• Data supplied
_ _ _ _ _

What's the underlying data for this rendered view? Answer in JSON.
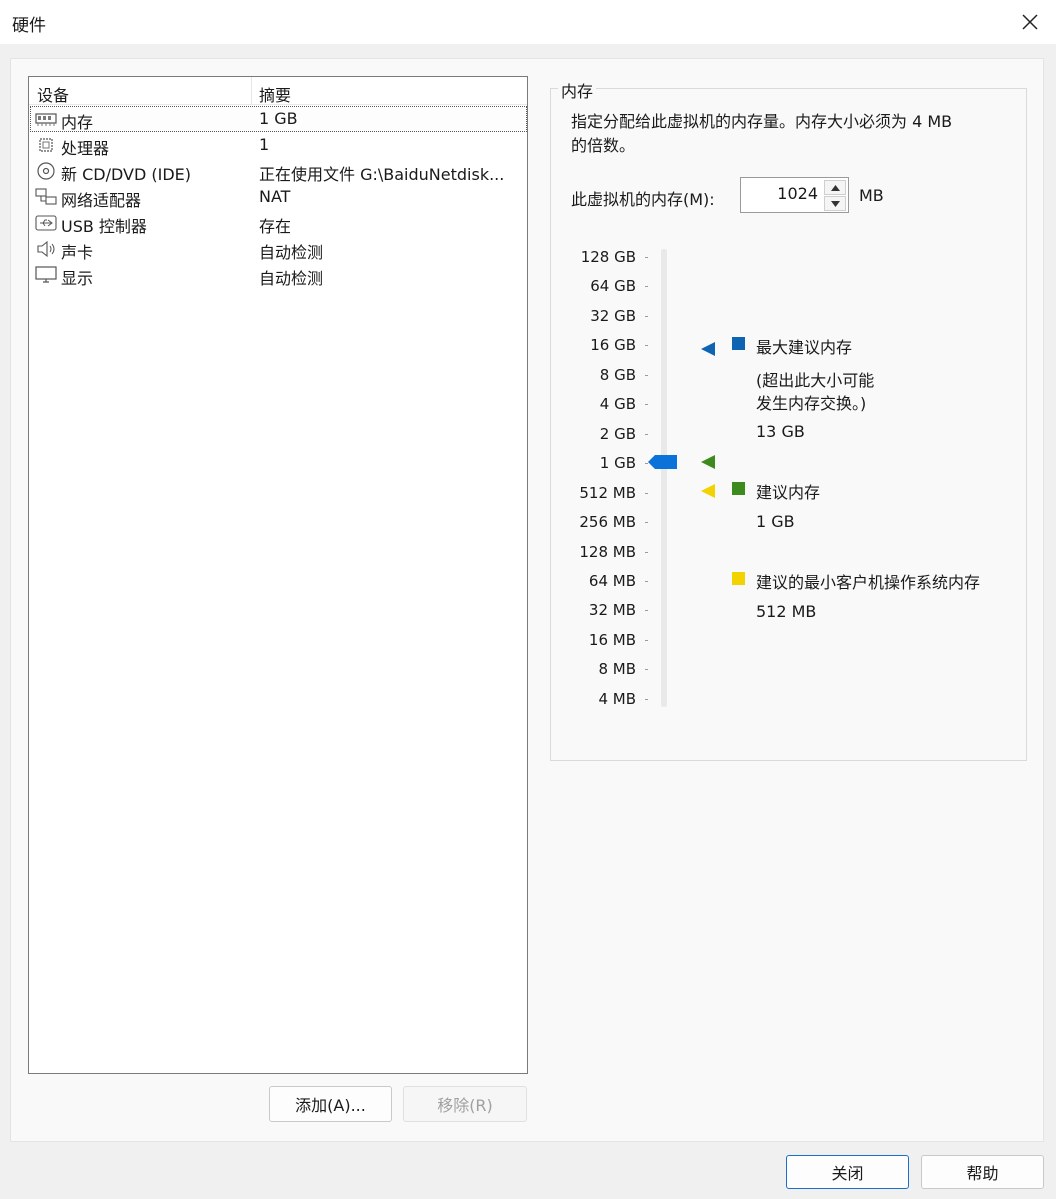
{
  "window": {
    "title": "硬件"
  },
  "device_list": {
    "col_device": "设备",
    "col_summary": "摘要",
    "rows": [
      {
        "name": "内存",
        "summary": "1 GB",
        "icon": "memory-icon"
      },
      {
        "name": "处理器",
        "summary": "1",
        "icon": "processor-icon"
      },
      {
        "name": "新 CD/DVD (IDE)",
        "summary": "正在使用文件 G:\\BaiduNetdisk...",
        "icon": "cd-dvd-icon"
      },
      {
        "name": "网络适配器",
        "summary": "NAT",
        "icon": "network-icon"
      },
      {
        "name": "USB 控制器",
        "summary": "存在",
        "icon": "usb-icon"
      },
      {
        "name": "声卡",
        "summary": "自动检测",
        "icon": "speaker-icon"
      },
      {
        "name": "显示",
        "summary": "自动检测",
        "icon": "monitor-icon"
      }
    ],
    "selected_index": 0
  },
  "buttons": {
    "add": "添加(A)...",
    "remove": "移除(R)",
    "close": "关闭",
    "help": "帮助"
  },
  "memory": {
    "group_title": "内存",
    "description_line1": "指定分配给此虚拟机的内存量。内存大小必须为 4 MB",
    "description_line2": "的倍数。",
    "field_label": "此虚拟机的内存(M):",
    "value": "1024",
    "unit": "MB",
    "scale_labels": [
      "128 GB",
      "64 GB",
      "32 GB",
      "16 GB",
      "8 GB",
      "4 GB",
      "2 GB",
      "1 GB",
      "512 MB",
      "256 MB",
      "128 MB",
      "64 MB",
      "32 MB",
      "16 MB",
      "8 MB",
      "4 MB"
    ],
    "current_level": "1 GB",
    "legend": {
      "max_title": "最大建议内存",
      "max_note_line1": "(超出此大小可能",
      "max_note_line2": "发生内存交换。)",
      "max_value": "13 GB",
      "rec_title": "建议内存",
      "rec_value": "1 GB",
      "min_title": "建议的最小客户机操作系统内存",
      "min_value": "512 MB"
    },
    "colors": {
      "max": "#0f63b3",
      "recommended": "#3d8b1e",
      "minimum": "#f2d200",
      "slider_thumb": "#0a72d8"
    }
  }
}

_ _ _ _ _

• Description of the task
Repeat each entry above word for word, leaving every picture out.

• Final result
What's the underlying data for this rendered view? Answer in JSON.
{
  "window": {
    "title": "硬件"
  },
  "device_list": {
    "col_device": "设备",
    "col_summary": "摘要",
    "rows": [
      {
        "name": "内存",
        "summary": "1 GB",
        "icon": "memory-icon"
      },
      {
        "name": "处理器",
        "summary": "1",
        "icon": "processor-icon"
      },
      {
        "name": "新 CD/DVD (IDE)",
        "summary": "正在使用文件 G:\\BaiduNetdisk...",
        "icon": "cd-dvd-icon"
      },
      {
        "name": "网络适配器",
        "summary": "NAT",
        "icon": "network-icon"
      },
      {
        "name": "USB 控制器",
        "summary": "存在",
        "icon": "usb-icon"
      },
      {
        "name": "声卡",
        "summary": "自动检测",
        "icon": "speaker-icon"
      },
      {
        "name": "显示",
        "summary": "自动检测",
        "icon": "monitor-icon"
      }
    ],
    "selected_index": 0
  },
  "buttons": {
    "add": "添加(A)...",
    "remove": "移除(R)",
    "close": "关闭",
    "help": "帮助"
  },
  "memory": {
    "group_title": "内存",
    "description_line1": "指定分配给此虚拟机的内存量。内存大小必须为 4 MB",
    "description_line2": "的倍数。",
    "field_label": "此虚拟机的内存(M):",
    "value": "1024",
    "unit": "MB",
    "scale_labels": [
      "128 GB",
      "64 GB",
      "32 GB",
      "16 GB",
      "8 GB",
      "4 GB",
      "2 GB",
      "1 GB",
      "512 MB",
      "256 MB",
      "128 MB",
      "64 MB",
      "32 MB",
      "16 MB",
      "8 MB",
      "4 MB"
    ],
    "current_level": "1 GB",
    "legend": {
      "max_title": "最大建议内存",
      "max_note_line1": "(超出此大小可能",
      "max_note_line2": "发生内存交换。)",
      "max_value": "13 GB",
      "rec_title": "建议内存",
      "rec_value": "1 GB",
      "min_title": "建议的最小客户机操作系统内存",
      "min_value": "512 MB"
    },
    "colors": {
      "max": "#0f63b3",
      "recommended": "#3d8b1e",
      "minimum": "#f2d200",
      "slider_thumb": "#0a72d8"
    }
  }
}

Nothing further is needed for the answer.